• [Short problem]: Return all of the entries exactly as written.

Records
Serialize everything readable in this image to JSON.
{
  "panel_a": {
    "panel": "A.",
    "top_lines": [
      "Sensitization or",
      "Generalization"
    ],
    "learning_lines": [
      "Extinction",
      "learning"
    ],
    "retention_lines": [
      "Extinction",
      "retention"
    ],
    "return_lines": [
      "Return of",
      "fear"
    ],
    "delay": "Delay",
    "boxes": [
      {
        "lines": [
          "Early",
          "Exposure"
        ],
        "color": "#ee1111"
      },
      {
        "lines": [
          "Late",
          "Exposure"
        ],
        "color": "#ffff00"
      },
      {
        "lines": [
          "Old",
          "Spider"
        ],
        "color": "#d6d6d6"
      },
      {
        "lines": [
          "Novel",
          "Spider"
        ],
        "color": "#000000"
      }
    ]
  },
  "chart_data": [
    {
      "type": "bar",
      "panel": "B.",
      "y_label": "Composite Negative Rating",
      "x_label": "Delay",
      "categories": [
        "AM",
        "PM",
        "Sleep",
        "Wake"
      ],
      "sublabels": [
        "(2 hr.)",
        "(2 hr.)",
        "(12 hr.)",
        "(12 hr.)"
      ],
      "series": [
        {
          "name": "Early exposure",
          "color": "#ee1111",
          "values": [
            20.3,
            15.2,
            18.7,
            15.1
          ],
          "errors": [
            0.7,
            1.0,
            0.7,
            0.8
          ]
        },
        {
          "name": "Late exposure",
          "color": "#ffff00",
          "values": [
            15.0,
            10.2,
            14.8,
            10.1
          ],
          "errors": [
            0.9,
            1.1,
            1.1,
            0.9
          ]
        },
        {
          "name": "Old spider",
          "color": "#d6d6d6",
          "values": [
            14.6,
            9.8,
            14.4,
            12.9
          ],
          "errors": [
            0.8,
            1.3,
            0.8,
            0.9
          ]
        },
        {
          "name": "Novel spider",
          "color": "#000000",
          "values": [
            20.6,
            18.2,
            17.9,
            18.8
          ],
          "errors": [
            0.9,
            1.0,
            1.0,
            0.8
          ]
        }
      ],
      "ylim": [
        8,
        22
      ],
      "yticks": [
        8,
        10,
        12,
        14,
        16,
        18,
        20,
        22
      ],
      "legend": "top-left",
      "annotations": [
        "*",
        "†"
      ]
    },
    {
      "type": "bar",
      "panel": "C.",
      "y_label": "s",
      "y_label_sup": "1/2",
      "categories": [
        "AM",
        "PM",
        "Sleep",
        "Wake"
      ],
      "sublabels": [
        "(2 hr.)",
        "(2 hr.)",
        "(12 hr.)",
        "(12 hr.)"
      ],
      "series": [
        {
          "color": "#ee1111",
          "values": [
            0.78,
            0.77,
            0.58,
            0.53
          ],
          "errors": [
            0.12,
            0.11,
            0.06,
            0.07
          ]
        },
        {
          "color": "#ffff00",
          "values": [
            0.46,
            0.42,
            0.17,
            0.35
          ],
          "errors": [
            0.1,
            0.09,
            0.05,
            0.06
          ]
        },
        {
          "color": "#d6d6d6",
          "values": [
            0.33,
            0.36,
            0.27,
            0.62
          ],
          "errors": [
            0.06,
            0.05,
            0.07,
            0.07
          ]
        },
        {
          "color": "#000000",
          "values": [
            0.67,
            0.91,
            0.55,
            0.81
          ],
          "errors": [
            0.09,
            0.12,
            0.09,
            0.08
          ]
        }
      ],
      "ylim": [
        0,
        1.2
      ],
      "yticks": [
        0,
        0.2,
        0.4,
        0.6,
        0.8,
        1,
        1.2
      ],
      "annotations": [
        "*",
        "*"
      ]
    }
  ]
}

• [Problem solution]:
Serialize everything readable in this image to JSON.
{
  "panel_a": {
    "panel": "A.",
    "top_lines": [
      "Sensitization or",
      "Generalization"
    ],
    "learning_lines": [
      "Extinction",
      "learning"
    ],
    "retention_lines": [
      "Extinction",
      "retention"
    ],
    "return_lines": [
      "Return of",
      "fear"
    ],
    "delay": "Delay",
    "boxes": [
      {
        "lines": [
          "Early",
          "Exposure"
        ],
        "color": "#ee1111"
      },
      {
        "lines": [
          "Late",
          "Exposure"
        ],
        "color": "#ffff00"
      },
      {
        "lines": [
          "Old",
          "Spider"
        ],
        "color": "#d6d6d6"
      },
      {
        "lines": [
          "Novel",
          "Spider"
        ],
        "color": "#000000"
      }
    ]
  },
  "chart_data": [
    {
      "type": "bar",
      "panel": "B.",
      "y_label": "Composite Negative Rating",
      "x_label": "Delay",
      "categories": [
        "AM",
        "PM",
        "Sleep",
        "Wake"
      ],
      "sublabels": [
        "(2 hr.)",
        "(2 hr.)",
        "(12 hr.)",
        "(12 hr.)"
      ],
      "series": [
        {
          "name": "Early exposure",
          "color": "#ee1111",
          "values": [
            20.3,
            15.2,
            18.7,
            15.1
          ],
          "errors": [
            0.7,
            1.0,
            0.7,
            0.8
          ]
        },
        {
          "name": "Late exposure",
          "color": "#ffff00",
          "values": [
            15.0,
            10.2,
            14.8,
            10.1
          ],
          "errors": [
            0.9,
            1.1,
            1.1,
            0.9
          ]
        },
        {
          "name": "Old spider",
          "color": "#d6d6d6",
          "values": [
            14.6,
            9.8,
            14.4,
            12.9
          ],
          "errors": [
            0.8,
            1.3,
            0.8,
            0.9
          ]
        },
        {
          "name": "Novel spider",
          "color": "#000000",
          "values": [
            20.6,
            18.2,
            17.9,
            18.8
          ],
          "errors": [
            0.9,
            1.0,
            1.0,
            0.8
          ]
        }
      ],
      "ylim": [
        8,
        22
      ],
      "yticks": [
        8,
        10,
        12,
        14,
        16,
        18,
        20,
        22
      ],
      "legend": "top-left",
      "annotations": [
        "*",
        "†"
      ]
    },
    {
      "type": "bar",
      "panel": "C.",
      "y_label": "s",
      "y_label_sup": "1/2",
      "categories": [
        "AM",
        "PM",
        "Sleep",
        "Wake"
      ],
      "sublabels": [
        "(2 hr.)",
        "(2 hr.)",
        "(12 hr.)",
        "(12 hr.)"
      ],
      "series": [
        {
          "color": "#ee1111",
          "values": [
            0.78,
            0.77,
            0.58,
            0.53
          ],
          "errors": [
            0.12,
            0.11,
            0.06,
            0.07
          ]
        },
        {
          "color": "#ffff00",
          "values": [
            0.46,
            0.42,
            0.17,
            0.35
          ],
          "errors": [
            0.1,
            0.09,
            0.05,
            0.06
          ]
        },
        {
          "color": "#d6d6d6",
          "values": [
            0.33,
            0.36,
            0.27,
            0.62
          ],
          "errors": [
            0.06,
            0.05,
            0.07,
            0.07
          ]
        },
        {
          "color": "#000000",
          "values": [
            0.67,
            0.91,
            0.55,
            0.81
          ],
          "errors": [
            0.09,
            0.12,
            0.09,
            0.08
          ]
        }
      ],
      "ylim": [
        0,
        1.2
      ],
      "yticks": [
        0,
        0.2,
        0.4,
        0.6,
        0.8,
        1,
        1.2
      ],
      "annotations": [
        "*",
        "*"
      ]
    }
  ]
}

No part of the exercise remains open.